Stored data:

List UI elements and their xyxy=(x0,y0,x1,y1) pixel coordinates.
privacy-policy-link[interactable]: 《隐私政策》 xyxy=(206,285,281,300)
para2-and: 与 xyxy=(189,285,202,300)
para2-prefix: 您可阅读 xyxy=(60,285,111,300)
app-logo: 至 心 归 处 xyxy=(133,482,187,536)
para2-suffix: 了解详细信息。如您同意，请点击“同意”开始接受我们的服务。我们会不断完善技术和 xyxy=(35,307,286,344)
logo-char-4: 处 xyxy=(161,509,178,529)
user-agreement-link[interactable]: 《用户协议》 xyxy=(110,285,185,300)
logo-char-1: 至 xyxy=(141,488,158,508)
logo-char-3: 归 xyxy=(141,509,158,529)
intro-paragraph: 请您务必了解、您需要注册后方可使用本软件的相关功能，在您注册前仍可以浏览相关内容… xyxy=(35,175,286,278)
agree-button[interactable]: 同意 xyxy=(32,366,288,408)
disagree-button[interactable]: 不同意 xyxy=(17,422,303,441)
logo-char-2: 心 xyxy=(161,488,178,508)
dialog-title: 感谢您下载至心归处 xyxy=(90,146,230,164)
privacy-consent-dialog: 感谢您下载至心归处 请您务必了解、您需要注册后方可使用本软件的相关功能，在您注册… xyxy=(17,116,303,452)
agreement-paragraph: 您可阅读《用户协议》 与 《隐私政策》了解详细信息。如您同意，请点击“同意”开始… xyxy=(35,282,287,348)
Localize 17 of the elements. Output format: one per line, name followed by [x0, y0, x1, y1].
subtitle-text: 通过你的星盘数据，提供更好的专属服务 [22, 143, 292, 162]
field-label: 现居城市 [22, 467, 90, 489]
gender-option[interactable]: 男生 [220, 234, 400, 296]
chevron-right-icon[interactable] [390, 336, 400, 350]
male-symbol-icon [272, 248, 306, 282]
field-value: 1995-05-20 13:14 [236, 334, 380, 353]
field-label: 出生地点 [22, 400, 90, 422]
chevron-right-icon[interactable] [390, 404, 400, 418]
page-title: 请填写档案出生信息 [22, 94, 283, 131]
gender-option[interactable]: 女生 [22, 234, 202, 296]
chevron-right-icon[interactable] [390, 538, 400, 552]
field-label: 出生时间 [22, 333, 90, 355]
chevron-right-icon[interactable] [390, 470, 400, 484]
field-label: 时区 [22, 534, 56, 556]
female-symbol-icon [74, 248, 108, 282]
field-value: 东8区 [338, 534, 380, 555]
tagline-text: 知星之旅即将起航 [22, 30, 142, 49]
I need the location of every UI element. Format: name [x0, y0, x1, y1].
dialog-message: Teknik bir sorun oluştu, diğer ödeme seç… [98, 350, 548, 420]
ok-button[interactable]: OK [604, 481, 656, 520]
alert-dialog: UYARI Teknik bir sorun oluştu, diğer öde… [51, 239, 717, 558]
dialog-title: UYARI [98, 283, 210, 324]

#### Stated task:
Please pick out and copy every line in the items above that contains the string "label". Case counts.

#### Solution to the exercise:
field-label: 现居城市 [22, 467, 90, 489]
field-label: 出生地点 [22, 400, 90, 422]
field-label: 出生时间 [22, 333, 90, 355]
field-label: 时区 [22, 534, 56, 556]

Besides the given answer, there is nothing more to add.